-- Start Extracted records --

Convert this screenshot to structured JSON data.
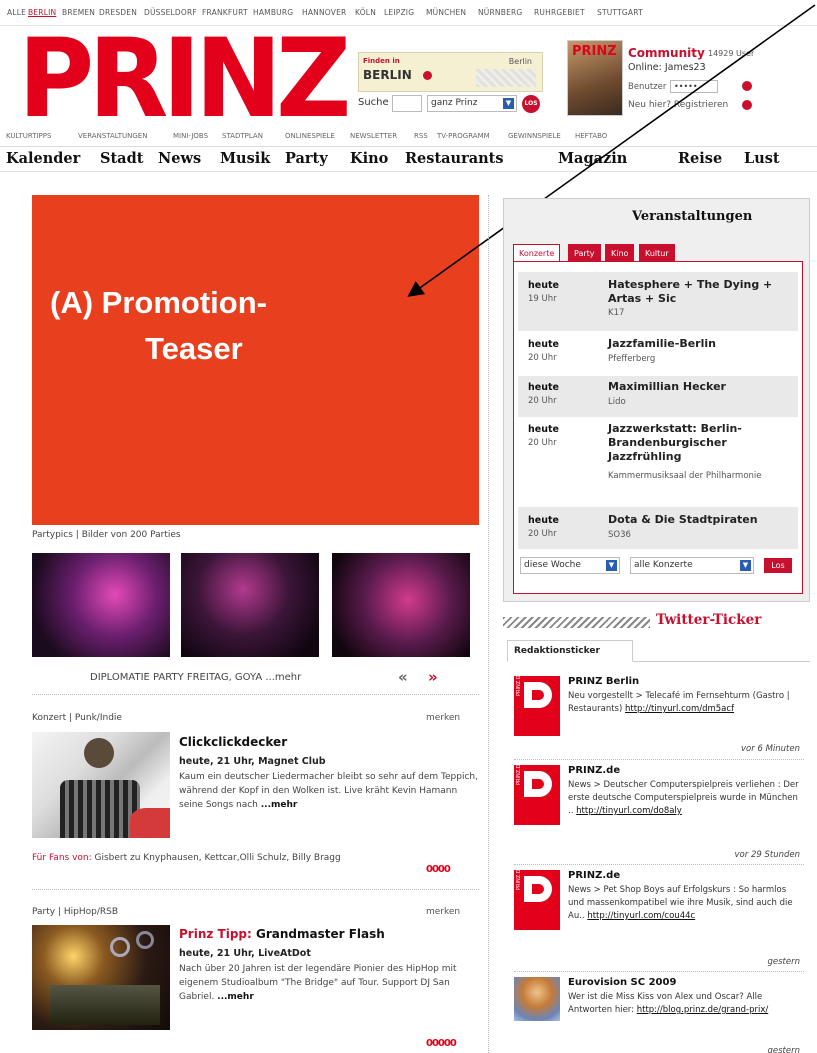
{
  "cities": [
    {
      "label": "ALLE",
      "active": false
    },
    {
      "label": "BERLIN",
      "active": true
    },
    {
      "label": "BREMEN",
      "active": false
    },
    {
      "label": "DRESDEN",
      "active": false
    },
    {
      "label": "DÜSSELDORF",
      "active": false
    },
    {
      "label": "FRANKFURT",
      "active": false
    },
    {
      "label": "HAMBURG",
      "active": false
    },
    {
      "label": "HANNOVER",
      "active": false
    },
    {
      "label": "KÖLN",
      "active": false
    },
    {
      "label": "LEIPZIG",
      "active": false
    },
    {
      "label": "MÜNCHEN",
      "active": false
    },
    {
      "label": "NÜRNBERG",
      "active": false
    },
    {
      "label": "RUHRGEBIET",
      "active": false
    },
    {
      "label": "STUTTGART",
      "active": false
    }
  ],
  "logo": "PRINZ",
  "finden": {
    "line1": "Finden in",
    "line1b": "Berlin",
    "city": "BERLIN",
    "sub": "Berlin"
  },
  "search": {
    "label": "Suche",
    "scope": "ganz Prinz",
    "go": "LOS"
  },
  "community": {
    "title": "Community",
    "count": "14929 User",
    "online": "Online: James23",
    "user_label": "Benutzer",
    "password_mask": "•••••",
    "register": "Neu hier? Registrieren"
  },
  "service_nav": [
    "KULTURTIPPS",
    "VERANSTALTUNGEN",
    "MINI-JOBS",
    "STADTPLAN",
    "ONLINESPIELE",
    "NEWSLETTER",
    "RSS",
    "TV-PROGRAMM",
    "GEWINNSPIELE",
    "HEFTABO"
  ],
  "main_nav": [
    "Kalender",
    "Stadt",
    "News",
    "Musik",
    "Party",
    "Kino",
    "Restaurants",
    "Magazin",
    "Reise",
    "Lust"
  ],
  "promo": {
    "line1": "(A) Promotion-",
    "line2": "Teaser"
  },
  "partypics": {
    "label": "Partypics | Bilder von 200 Parties",
    "caption": "DIPLOMATIE PARTY FREITAG, GOYA ...mehr",
    "prev": "«",
    "next": "»"
  },
  "article1": {
    "category": "Konzert | Punk/Indie",
    "merken": "merken",
    "title": "Clickclickdecker",
    "meta": "heute, 21 Uhr, Magnet Club",
    "text": "Kaum ein deutscher Liedermacher bleibt so sehr auf dem Teppich, während der Kopf in den Wolken ist. Live kräht Kevin Hamann seine Songs nach ",
    "more": "...mehr",
    "fans_label": "Für Fans von:",
    "fans": " Gisbert zu Knyphausen, Kettcar,Olli Schulz, Billy Bragg",
    "rating": "0000"
  },
  "article2": {
    "category": "Party | HipHop/RSB",
    "merken": "merken",
    "tipp": "Prinz Tipp:",
    "title": " Grandmaster Flash",
    "meta": "heute, 21 Uhr, LiveAtDot",
    "text": "Nach über 20 Jahren ist der legendäre Pionier des HipHop mit eigenem Studioalbum \"The Bridge\" auf Tour. Support DJ San Gabriel. ",
    "more": "...mehr",
    "rating": "00000"
  },
  "veranstaltungen": {
    "title": "Veranstaltungen",
    "tabs": [
      "Konzerte",
      "Party",
      "Kino",
      "Kultur"
    ],
    "events": [
      {
        "day": "heute",
        "time": "19 Uhr",
        "name": "Hatesphere + The Dying + Artas + Sic",
        "location": "K17"
      },
      {
        "day": "heute",
        "time": "20 Uhr",
        "name": "Jazzfamilie-Berlin",
        "location": "Pfefferberg"
      },
      {
        "day": "heute",
        "time": "20 Uhr",
        "name": "Maximillian Hecker",
        "location": "Lido"
      },
      {
        "day": "heute",
        "time": "20 Uhr",
        "name": "Jazzwerkstatt: Berlin-Brandenburgischer Jazzfrühling",
        "location": "Kammermusiksaal der Philharmonie"
      },
      {
        "day": "heute",
        "time": "20 Uhr",
        "name": "Dota & Die Stadtpiraten",
        "location": "SO36"
      }
    ],
    "week": "diese Woche",
    "all": "alle Konzerte",
    "go": "Los"
  },
  "twitter": {
    "title": "Twitter-Ticker",
    "tab": "Redaktionsticker",
    "items": [
      {
        "who": "PRINZ Berlin",
        "text": "Neu vorgestellt > Telecafé im Fernsehturm (Gastro | Restaurants) ",
        "url": "http://tinyurl.com/dm5acf",
        "ago": "vor 6 Minuten"
      },
      {
        "who": "PRINZ.de",
        "text": "News > Deutscher Computerspielpreis verliehen : Der erste deutsche Computerspielpreis wurde in München .. ",
        "url": "http://tinyurl.com/do8aly",
        "ago": "vor 29 Stunden"
      },
      {
        "who": "PRINZ.de",
        "text": "News > Pet Shop Boys auf Erfolgskurs : So harmlos und massenkompatibel wie ihre Musik, sind auch die Au.. ",
        "url": "http://tinyurl.com/cou44c",
        "ago": "gestern"
      },
      {
        "who": "Eurovision SC 2009",
        "text": "Wer ist die Miss Kiss von Alex und Oscar? Alle Antworten hier: ",
        "url": "http://blog.prinz.de/grand-prix/",
        "ago": "gestern"
      }
    ],
    "logo_text": "PRINZ.DE"
  }
}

-- End Extracted records --

### Problem requirements:
State how many lines include the string "hier", and nothing more.

### Answer below:
2